### [Task statement]
Copy every line that contains the string "sunset" from the entries below.

━━━━━━

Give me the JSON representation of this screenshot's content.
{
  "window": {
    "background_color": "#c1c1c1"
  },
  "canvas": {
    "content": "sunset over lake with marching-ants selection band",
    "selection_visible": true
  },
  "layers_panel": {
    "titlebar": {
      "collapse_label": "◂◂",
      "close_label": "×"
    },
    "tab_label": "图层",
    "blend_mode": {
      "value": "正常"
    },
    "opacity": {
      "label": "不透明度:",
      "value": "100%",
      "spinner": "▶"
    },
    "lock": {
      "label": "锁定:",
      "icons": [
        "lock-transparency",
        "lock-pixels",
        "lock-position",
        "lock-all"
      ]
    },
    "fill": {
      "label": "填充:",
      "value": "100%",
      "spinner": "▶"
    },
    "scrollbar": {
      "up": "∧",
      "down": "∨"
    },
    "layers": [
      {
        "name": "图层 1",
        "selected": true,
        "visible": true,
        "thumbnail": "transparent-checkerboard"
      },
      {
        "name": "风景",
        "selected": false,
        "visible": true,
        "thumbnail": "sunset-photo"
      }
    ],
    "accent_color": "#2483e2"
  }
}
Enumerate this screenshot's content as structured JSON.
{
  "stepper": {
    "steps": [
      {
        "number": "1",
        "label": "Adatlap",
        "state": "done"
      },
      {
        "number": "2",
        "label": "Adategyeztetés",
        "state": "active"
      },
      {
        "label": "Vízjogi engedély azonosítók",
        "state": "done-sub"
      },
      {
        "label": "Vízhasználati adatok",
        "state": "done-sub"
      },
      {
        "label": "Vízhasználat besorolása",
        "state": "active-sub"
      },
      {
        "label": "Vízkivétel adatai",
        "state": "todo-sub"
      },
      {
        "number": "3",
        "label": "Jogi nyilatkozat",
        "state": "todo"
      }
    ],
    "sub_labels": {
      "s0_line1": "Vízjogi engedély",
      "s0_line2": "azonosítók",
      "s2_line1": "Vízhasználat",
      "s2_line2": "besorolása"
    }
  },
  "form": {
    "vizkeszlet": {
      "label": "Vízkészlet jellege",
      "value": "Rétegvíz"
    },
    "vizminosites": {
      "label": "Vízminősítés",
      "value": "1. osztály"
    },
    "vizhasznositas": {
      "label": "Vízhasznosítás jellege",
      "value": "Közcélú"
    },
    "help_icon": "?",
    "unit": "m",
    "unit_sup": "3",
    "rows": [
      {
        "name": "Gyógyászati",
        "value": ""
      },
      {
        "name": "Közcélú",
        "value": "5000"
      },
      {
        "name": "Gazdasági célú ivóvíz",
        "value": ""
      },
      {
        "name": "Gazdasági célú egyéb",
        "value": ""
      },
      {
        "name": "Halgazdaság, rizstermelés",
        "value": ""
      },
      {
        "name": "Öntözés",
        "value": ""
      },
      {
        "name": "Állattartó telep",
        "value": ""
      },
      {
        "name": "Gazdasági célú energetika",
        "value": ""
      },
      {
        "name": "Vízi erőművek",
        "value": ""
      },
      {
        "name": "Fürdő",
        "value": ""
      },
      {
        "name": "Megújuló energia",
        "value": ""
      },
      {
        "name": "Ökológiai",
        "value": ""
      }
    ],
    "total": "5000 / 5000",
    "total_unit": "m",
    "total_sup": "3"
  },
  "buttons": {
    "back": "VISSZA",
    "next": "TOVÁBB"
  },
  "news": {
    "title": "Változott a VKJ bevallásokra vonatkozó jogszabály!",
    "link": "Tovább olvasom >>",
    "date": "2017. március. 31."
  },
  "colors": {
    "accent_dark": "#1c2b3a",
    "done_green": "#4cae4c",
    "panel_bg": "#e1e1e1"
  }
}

━━━━━━

### [Response]
    "content": "sunset over lake with marching-ants selection band",
        "thumbnail": "sunset-photo"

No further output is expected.